Rewrite the records as a numbered list, starting at the first line and ending at the line that contains "candle-down bbox=[1001, 312, 1008, 316]", with both of those lines included and any blank lines omitted.

*Listing:*
[START]

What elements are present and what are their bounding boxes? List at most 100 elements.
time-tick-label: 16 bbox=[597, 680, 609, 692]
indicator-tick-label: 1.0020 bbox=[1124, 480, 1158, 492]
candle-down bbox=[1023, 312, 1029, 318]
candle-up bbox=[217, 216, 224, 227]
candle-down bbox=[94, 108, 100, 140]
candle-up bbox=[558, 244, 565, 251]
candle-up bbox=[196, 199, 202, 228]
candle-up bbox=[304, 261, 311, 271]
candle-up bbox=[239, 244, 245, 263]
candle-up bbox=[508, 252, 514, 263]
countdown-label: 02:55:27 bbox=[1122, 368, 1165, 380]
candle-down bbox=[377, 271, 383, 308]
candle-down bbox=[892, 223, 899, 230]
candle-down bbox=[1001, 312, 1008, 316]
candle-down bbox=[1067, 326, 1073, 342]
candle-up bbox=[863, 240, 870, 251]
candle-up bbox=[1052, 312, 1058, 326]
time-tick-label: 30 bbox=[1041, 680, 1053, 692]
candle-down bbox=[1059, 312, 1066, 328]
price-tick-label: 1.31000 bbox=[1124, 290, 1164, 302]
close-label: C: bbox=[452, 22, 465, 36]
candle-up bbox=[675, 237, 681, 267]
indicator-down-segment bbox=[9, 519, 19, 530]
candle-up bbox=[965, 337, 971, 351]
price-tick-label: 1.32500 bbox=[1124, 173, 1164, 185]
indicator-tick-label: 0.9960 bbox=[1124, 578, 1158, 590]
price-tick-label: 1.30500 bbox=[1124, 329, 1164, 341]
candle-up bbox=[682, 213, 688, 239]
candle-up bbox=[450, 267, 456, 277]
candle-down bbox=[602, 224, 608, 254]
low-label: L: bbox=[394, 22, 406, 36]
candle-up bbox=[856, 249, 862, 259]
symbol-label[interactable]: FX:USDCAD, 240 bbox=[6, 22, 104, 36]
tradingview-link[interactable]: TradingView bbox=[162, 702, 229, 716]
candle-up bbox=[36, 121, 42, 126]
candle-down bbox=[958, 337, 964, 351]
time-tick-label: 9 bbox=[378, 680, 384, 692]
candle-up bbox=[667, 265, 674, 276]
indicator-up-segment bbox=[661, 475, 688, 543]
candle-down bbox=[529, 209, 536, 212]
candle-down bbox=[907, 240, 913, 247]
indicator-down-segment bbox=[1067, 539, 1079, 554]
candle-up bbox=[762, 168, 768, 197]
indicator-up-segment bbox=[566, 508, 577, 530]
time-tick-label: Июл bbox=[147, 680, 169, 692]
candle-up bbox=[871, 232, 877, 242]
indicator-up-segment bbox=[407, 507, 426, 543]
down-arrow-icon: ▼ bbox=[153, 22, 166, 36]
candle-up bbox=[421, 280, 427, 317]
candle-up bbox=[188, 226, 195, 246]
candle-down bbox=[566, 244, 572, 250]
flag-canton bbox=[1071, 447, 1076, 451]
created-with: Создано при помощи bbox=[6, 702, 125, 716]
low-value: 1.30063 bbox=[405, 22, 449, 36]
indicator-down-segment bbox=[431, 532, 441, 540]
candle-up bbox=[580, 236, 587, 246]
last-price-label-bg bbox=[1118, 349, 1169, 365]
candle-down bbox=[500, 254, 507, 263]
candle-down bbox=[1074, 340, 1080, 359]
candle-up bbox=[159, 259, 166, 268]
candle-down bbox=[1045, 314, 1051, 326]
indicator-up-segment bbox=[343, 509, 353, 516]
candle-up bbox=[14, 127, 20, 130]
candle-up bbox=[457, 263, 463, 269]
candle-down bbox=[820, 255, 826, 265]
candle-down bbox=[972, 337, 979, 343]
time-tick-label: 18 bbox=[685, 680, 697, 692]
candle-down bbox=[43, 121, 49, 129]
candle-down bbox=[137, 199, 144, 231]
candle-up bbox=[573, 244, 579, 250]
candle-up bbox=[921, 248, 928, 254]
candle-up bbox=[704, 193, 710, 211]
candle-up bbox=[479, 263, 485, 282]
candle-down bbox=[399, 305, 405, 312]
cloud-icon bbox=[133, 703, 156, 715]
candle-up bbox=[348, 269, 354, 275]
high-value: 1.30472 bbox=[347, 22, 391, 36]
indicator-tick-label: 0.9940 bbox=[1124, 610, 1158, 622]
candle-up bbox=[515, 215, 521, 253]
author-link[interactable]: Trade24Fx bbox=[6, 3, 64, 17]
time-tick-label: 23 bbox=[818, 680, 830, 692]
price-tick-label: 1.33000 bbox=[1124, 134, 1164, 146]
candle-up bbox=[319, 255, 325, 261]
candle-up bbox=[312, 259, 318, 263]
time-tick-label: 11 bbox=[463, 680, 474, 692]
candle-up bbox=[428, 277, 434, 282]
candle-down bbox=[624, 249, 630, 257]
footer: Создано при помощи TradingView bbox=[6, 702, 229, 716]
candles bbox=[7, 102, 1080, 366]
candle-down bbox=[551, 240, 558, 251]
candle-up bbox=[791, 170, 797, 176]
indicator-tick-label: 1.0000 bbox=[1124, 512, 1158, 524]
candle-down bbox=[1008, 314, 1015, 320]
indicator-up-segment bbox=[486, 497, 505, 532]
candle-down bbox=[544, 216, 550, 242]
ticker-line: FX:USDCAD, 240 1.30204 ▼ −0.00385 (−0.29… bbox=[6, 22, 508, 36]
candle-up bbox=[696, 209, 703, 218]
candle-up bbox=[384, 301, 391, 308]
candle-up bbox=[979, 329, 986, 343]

[END]

*Task response:*
1. What elements are present and what are their bounding boxes? List at most 100 elements.
2. time-tick-label: 16 bbox=[597, 680, 609, 692]
3. indicator-tick-label: 1.0020 bbox=[1124, 480, 1158, 492]
4. candle-down bbox=[1023, 312, 1029, 318]
5. candle-up bbox=[217, 216, 224, 227]
6. candle-down bbox=[94, 108, 100, 140]
7. candle-up bbox=[558, 244, 565, 251]
8. candle-up bbox=[196, 199, 202, 228]
9. candle-up bbox=[304, 261, 311, 271]
10. candle-up bbox=[239, 244, 245, 263]
11. candle-up bbox=[508, 252, 514, 263]
12. countdown-label: 02:55:27 bbox=[1122, 368, 1165, 380]
13. candle-down bbox=[377, 271, 383, 308]
14. candle-down bbox=[892, 223, 899, 230]
15. candle-down bbox=[1001, 312, 1008, 316]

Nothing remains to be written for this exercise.